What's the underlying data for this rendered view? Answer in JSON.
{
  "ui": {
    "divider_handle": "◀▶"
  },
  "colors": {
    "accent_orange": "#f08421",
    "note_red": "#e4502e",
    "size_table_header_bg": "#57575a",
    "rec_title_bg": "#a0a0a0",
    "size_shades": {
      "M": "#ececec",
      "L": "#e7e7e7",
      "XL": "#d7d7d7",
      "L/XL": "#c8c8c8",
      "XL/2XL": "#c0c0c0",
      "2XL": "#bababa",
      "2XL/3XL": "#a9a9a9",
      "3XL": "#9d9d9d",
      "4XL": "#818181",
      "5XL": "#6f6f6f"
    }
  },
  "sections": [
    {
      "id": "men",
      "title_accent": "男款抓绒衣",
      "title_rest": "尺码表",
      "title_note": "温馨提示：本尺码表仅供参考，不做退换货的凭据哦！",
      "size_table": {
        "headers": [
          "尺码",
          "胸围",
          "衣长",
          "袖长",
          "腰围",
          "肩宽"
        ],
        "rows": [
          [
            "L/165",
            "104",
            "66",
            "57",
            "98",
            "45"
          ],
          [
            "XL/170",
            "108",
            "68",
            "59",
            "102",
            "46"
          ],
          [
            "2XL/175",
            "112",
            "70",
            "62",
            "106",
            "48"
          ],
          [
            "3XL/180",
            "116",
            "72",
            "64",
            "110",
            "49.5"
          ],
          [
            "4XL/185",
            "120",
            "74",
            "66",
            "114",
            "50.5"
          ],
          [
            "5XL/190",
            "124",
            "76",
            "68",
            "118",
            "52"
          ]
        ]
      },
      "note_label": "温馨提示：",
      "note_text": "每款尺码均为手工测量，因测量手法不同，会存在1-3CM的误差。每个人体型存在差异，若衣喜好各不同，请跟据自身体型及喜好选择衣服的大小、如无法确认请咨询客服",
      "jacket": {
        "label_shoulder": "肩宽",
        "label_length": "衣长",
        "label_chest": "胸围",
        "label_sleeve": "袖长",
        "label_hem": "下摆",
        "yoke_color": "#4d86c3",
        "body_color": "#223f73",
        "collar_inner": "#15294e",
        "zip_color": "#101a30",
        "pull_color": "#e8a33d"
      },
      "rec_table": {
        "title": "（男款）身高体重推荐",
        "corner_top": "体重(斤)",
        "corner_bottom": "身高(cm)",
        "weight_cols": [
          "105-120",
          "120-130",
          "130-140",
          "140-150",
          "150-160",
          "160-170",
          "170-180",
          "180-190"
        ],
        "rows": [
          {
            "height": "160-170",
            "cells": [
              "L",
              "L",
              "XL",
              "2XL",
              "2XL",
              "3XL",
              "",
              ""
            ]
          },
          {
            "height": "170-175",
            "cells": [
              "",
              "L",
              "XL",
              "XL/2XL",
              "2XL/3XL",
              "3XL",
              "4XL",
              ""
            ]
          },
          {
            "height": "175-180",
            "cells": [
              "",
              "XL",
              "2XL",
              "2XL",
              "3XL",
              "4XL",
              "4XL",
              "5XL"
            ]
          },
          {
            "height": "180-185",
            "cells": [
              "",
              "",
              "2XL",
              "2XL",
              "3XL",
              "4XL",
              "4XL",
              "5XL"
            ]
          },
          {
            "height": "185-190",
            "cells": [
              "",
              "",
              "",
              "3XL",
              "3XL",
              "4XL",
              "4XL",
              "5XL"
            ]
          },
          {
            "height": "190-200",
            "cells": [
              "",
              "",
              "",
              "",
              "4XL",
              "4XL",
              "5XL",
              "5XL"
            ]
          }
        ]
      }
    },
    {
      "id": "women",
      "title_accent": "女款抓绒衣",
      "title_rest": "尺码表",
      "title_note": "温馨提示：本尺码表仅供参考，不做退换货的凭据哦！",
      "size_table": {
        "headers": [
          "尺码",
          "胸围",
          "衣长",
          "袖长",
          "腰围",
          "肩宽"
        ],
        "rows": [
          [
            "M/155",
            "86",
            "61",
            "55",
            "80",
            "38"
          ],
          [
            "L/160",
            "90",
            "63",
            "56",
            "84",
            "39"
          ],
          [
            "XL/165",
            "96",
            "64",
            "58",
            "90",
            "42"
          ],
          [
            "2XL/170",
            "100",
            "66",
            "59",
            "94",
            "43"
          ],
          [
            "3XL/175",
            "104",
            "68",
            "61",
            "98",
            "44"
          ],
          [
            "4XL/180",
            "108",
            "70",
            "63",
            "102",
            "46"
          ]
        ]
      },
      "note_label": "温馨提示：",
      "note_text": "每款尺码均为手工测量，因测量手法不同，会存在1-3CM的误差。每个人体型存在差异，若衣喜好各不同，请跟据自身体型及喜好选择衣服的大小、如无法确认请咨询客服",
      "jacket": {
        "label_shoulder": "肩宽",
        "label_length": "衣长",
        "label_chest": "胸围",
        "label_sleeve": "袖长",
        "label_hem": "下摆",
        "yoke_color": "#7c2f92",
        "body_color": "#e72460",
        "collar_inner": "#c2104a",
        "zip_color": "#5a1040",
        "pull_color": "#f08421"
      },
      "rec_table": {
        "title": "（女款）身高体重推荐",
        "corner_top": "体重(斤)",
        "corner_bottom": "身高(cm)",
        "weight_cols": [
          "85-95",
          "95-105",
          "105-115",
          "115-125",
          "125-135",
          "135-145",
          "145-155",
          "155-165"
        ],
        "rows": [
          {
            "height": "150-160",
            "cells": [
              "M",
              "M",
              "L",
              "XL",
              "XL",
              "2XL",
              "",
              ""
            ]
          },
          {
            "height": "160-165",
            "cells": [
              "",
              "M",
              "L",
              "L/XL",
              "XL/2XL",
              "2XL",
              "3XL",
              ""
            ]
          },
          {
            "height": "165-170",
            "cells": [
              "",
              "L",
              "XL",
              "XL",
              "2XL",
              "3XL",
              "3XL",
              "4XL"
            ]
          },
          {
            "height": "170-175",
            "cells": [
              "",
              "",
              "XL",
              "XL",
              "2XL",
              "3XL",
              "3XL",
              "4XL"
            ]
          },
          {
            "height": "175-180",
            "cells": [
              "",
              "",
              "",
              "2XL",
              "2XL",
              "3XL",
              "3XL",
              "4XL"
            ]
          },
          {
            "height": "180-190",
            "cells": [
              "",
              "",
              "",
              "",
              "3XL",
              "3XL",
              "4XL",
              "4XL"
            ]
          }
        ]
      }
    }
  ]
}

- Exercise prompt: Please reproduce the entire listing, exactly as shown.

- Response to the task:
What's the underlying data for this rendered view? Answer in JSON.
{
  "ui": {
    "divider_handle": "◀▶"
  },
  "colors": {
    "accent_orange": "#f08421",
    "note_red": "#e4502e",
    "size_table_header_bg": "#57575a",
    "rec_title_bg": "#a0a0a0",
    "size_shades": {
      "M": "#ececec",
      "L": "#e7e7e7",
      "XL": "#d7d7d7",
      "L/XL": "#c8c8c8",
      "XL/2XL": "#c0c0c0",
      "2XL": "#bababa",
      "2XL/3XL": "#a9a9a9",
      "3XL": "#9d9d9d",
      "4XL": "#818181",
      "5XL": "#6f6f6f"
    }
  },
  "sections": [
    {
      "id": "men",
      "title_accent": "男款抓绒衣",
      "title_rest": "尺码表",
      "title_note": "温馨提示：本尺码表仅供参考，不做退换货的凭据哦！",
      "size_table": {
        "headers": [
          "尺码",
          "胸围",
          "衣长",
          "袖长",
          "腰围",
          "肩宽"
        ],
        "rows": [
          [
            "L/165",
            "104",
            "66",
            "57",
            "98",
            "45"
          ],
          [
            "XL/170",
            "108",
            "68",
            "59",
            "102",
            "46"
          ],
          [
            "2XL/175",
            "112",
            "70",
            "62",
            "106",
            "48"
          ],
          [
            "3XL/180",
            "116",
            "72",
            "64",
            "110",
            "49.5"
          ],
          [
            "4XL/185",
            "120",
            "74",
            "66",
            "114",
            "50.5"
          ],
          [
            "5XL/190",
            "124",
            "76",
            "68",
            "118",
            "52"
          ]
        ]
      },
      "note_label": "温馨提示：",
      "note_text": "每款尺码均为手工测量，因测量手法不同，会存在1-3CM的误差。每个人体型存在差异，若衣喜好各不同，请跟据自身体型及喜好选择衣服的大小、如无法确认请咨询客服",
      "jacket": {
        "label_shoulder": "肩宽",
        "label_length": "衣长",
        "label_chest": "胸围",
        "label_sleeve": "袖长",
        "label_hem": "下摆",
        "yoke_color": "#4d86c3",
        "body_color": "#223f73",
        "collar_inner": "#15294e",
        "zip_color": "#101a30",
        "pull_color": "#e8a33d"
      },
      "rec_table": {
        "title": "（男款）身高体重推荐",
        "corner_top": "体重(斤)",
        "corner_bottom": "身高(cm)",
        "weight_cols": [
          "105-120",
          "120-130",
          "130-140",
          "140-150",
          "150-160",
          "160-170",
          "170-180",
          "180-190"
        ],
        "rows": [
          {
            "height": "160-170",
            "cells": [
              "L",
              "L",
              "XL",
              "2XL",
              "2XL",
              "3XL",
              "",
              ""
            ]
          },
          {
            "height": "170-175",
            "cells": [
              "",
              "L",
              "XL",
              "XL/2XL",
              "2XL/3XL",
              "3XL",
              "4XL",
              ""
            ]
          },
          {
            "height": "175-180",
            "cells": [
              "",
              "XL",
              "2XL",
              "2XL",
              "3XL",
              "4XL",
              "4XL",
              "5XL"
            ]
          },
          {
            "height": "180-185",
            "cells": [
              "",
              "",
              "2XL",
              "2XL",
              "3XL",
              "4XL",
              "4XL",
              "5XL"
            ]
          },
          {
            "height": "185-190",
            "cells": [
              "",
              "",
              "",
              "3XL",
              "3XL",
              "4XL",
              "4XL",
              "5XL"
            ]
          },
          {
            "height": "190-200",
            "cells": [
              "",
              "",
              "",
              "",
              "4XL",
              "4XL",
              "5XL",
              "5XL"
            ]
          }
        ]
      }
    },
    {
      "id": "women",
      "title_accent": "女款抓绒衣",
      "title_rest": "尺码表",
      "title_note": "温馨提示：本尺码表仅供参考，不做退换货的凭据哦！",
      "size_table": {
        "headers": [
          "尺码",
          "胸围",
          "衣长",
          "袖长",
          "腰围",
          "肩宽"
        ],
        "rows": [
          [
            "M/155",
            "86",
            "61",
            "55",
            "80",
            "38"
          ],
          [
            "L/160",
            "90",
            "63",
            "56",
            "84",
            "39"
          ],
          [
            "XL/165",
            "96",
            "64",
            "58",
            "90",
            "42"
          ],
          [
            "2XL/170",
            "100",
            "66",
            "59",
            "94",
            "43"
          ],
          [
            "3XL/175",
            "104",
            "68",
            "61",
            "98",
            "44"
          ],
          [
            "4XL/180",
            "108",
            "70",
            "63",
            "102",
            "46"
          ]
        ]
      },
      "note_label": "温馨提示：",
      "note_text": "每款尺码均为手工测量，因测量手法不同，会存在1-3CM的误差。每个人体型存在差异，若衣喜好各不同，请跟据自身体型及喜好选择衣服的大小、如无法确认请咨询客服",
      "jacket": {
        "label_shoulder": "肩宽",
        "label_length": "衣长",
        "label_chest": "胸围",
        "label_sleeve": "袖长",
        "label_hem": "下摆",
        "yoke_color": "#7c2f92",
        "body_color": "#e72460",
        "collar_inner": "#c2104a",
        "zip_color": "#5a1040",
        "pull_color": "#f08421"
      },
      "rec_table": {
        "title": "（女款）身高体重推荐",
        "corner_top": "体重(斤)",
        "corner_bottom": "身高(cm)",
        "weight_cols": [
          "85-95",
          "95-105",
          "105-115",
          "115-125",
          "125-135",
          "135-145",
          "145-155",
          "155-165"
        ],
        "rows": [
          {
            "height": "150-160",
            "cells": [
              "M",
              "M",
              "L",
              "XL",
              "XL",
              "2XL",
              "",
              ""
            ]
          },
          {
            "height": "160-165",
            "cells": [
              "",
              "M",
              "L",
              "L/XL",
              "XL/2XL",
              "2XL",
              "3XL",
              ""
            ]
          },
          {
            "height": "165-170",
            "cells": [
              "",
              "L",
              "XL",
              "XL",
              "2XL",
              "3XL",
              "3XL",
              "4XL"
            ]
          },
          {
            "height": "170-175",
            "cells": [
              "",
              "",
              "XL",
              "XL",
              "2XL",
              "3XL",
              "3XL",
              "4XL"
            ]
          },
          {
            "height": "175-180",
            "cells": [
              "",
              "",
              "",
              "2XL",
              "2XL",
              "3XL",
              "3XL",
              "4XL"
            ]
          },
          {
            "height": "180-190",
            "cells": [
              "",
              "",
              "",
              "",
              "3XL",
              "3XL",
              "4XL",
              "4XL"
            ]
          }
        ]
      }
    }
  ]
}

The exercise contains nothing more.